=== Excerpted text ===
Multi-point wheel–rail contacts are more common in turnouts do not satisfy the basic assumptions of Hertzian theory. The non-Hertz contact theory can more realistically reflect the state of wheel–rail interactions. Yang et al. [34,35] used a non-Hertzian contact method to analyze the dynamic wheel–rail interaction characteristics for gauging corner lubrication and changeable friction conditions. Carlberger et al. [36] proposed a versatile numerical method for predicting the long-term growth of rail roughness—a post-calculation of sliding wear based on Archard’s wear model in combination with a non-Hertzian and transient wheel–rail contact model was used. To improve computational efficiency, many scholars have proposed a series of non-Hertzian contact simplification algorithms based on virtual penetration theory, such as the Kik–Piotrowski method [37,38], ANALYN method [39], and so on. Wang et al. [40,41] compared the accuracy and efficiency of several algorithms and the Kik–Piotrowski method considers both computational accuracy and efficiency. Lin et al. [42], in combination with the wheel–rail contact algorithm of a non-elliptical multi-point contact Kik–Piotrowski model, calculated the wheel–rail dynamic variation characteristics and wheel–rail wear characteristics of worn wheels passing through the frog area under different friction coefficients. Based on the Kik–Piotrowski method, Fan et al. [43] established the turnout model with variable cross-section and multi-point contact and analyzed the dynamic response of the train passing through the branch of the turnout. Wang [44,45] carried out the calculation of wear distribution for a No. 42 turnout curved switch rail and stock rail and summarized the rail’s wear law. The rails in the field were also measured, and the measured data provided experimental validation for the wear simulation.
=== Dataset content ===
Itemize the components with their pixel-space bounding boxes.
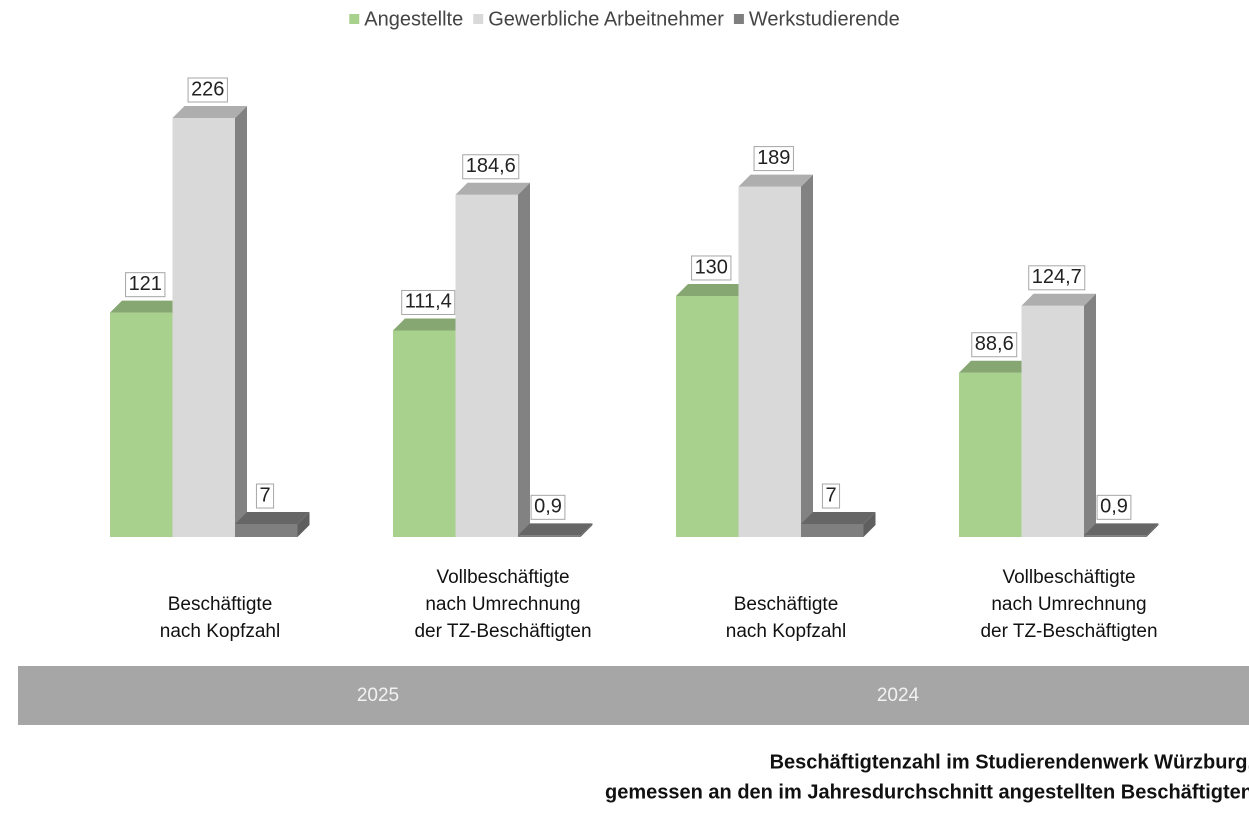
===
▸ To do:
- 1) Answer these questions about the wheel–rail contact text above, one line per answer:
(a) Which wear model was Carlberger et al.'s post-calculation of sliding wear based on?
(b) Which method do Wang et al. find balances computational accuracy and efficiency?
(c) For which turnout did Wang calculate the wear distribution of the curved switch rail and stock rail?
- 2) Carry on the text about wheel–rail contact in turnouts, starting after its final sentence.

▸ Answers to the exercises:
- 1)
(a) Archard's wear model.
(b) The Kik–Piotrowski method.
(c) A No. 42 turnout.

- 2)
Most of the existing wear prediction methods use the Archard wear model to predict wear on the wheel–rail profile, while wear predictions for the curved switch rail, which is a variable section, have rarely been reported. In this study, the wheel profiles were tracked and measured. The key sections of the curved switch rail of a No. 18 turnout are drawn and discretized into nodes, which are then imported into Universal Mechanism software. The non-Hertzian contact Kik–Piotrowski method based on virtual penetration is used as the contact algorithm for the Archard wear model. The worn profiles of the curved switch rail are predicted, and the wear evolution law is analyzed. Based on the predicted calculation results of the curved switch rail wear and the actual measured wheel profiles, simulations are performed in a vehicle–curved switch rail system dynamics model. The effect of the wear of the wheel and curved switch rail on vehicle dynamic performance is analyzed.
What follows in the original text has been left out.